** The task **
How many lines in the entries below contain the string "name"? Match case exactly, and reply with the number alone.

** Supplied records **
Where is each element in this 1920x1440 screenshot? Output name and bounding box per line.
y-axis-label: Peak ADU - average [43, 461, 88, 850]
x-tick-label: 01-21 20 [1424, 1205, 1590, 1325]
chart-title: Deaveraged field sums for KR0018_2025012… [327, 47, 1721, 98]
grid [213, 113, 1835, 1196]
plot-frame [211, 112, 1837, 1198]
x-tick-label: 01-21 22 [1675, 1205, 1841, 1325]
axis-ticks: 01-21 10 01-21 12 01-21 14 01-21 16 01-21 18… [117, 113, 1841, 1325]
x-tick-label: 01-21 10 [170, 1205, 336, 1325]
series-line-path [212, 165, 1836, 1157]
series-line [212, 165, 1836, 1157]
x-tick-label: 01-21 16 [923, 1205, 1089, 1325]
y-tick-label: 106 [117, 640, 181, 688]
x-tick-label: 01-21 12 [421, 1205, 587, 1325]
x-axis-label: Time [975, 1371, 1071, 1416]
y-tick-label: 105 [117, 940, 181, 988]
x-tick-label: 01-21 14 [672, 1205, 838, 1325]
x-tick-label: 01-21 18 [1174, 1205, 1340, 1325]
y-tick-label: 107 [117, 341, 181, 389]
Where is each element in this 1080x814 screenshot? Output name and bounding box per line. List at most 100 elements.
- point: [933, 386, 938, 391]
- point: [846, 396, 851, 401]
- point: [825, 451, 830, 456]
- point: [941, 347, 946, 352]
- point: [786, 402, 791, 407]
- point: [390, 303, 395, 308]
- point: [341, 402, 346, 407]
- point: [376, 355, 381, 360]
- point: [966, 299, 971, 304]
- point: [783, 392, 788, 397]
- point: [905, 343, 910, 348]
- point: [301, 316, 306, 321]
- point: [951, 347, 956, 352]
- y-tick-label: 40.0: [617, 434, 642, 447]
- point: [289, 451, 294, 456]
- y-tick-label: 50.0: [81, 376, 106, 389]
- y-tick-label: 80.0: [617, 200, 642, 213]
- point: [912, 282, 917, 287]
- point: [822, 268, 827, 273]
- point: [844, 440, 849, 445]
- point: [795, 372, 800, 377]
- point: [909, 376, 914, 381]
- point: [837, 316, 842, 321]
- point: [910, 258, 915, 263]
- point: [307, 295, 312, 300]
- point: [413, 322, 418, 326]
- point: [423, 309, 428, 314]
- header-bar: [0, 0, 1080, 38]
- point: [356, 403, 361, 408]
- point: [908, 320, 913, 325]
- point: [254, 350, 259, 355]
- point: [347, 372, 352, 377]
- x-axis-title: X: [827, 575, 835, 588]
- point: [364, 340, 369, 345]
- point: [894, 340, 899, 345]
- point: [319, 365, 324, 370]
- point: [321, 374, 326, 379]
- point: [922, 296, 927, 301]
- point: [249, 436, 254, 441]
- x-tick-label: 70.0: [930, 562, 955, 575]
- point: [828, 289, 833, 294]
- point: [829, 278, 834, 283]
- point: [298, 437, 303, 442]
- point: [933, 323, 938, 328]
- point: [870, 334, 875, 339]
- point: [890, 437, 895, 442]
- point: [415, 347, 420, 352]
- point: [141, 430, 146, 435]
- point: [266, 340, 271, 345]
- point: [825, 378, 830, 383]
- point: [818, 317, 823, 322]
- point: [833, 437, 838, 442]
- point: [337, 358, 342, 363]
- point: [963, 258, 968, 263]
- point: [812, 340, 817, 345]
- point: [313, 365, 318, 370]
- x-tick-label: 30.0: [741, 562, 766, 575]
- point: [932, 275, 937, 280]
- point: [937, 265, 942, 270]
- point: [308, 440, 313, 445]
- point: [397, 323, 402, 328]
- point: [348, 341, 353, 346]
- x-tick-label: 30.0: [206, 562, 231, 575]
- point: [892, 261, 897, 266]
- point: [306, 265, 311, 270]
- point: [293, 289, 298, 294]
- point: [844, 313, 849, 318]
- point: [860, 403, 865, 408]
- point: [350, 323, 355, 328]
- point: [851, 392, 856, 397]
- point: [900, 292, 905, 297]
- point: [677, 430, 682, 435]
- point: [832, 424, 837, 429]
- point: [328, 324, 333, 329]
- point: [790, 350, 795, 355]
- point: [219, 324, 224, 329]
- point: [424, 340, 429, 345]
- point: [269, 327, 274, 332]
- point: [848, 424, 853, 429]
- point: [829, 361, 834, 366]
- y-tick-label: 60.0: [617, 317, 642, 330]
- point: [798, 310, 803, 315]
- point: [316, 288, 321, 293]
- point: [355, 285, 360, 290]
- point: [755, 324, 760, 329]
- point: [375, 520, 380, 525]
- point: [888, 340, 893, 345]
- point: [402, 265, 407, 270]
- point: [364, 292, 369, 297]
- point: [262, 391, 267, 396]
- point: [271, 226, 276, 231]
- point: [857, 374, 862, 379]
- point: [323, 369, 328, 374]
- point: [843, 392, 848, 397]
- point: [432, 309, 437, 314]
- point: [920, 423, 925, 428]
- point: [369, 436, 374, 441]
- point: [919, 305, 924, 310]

** Solution to the exercise **
2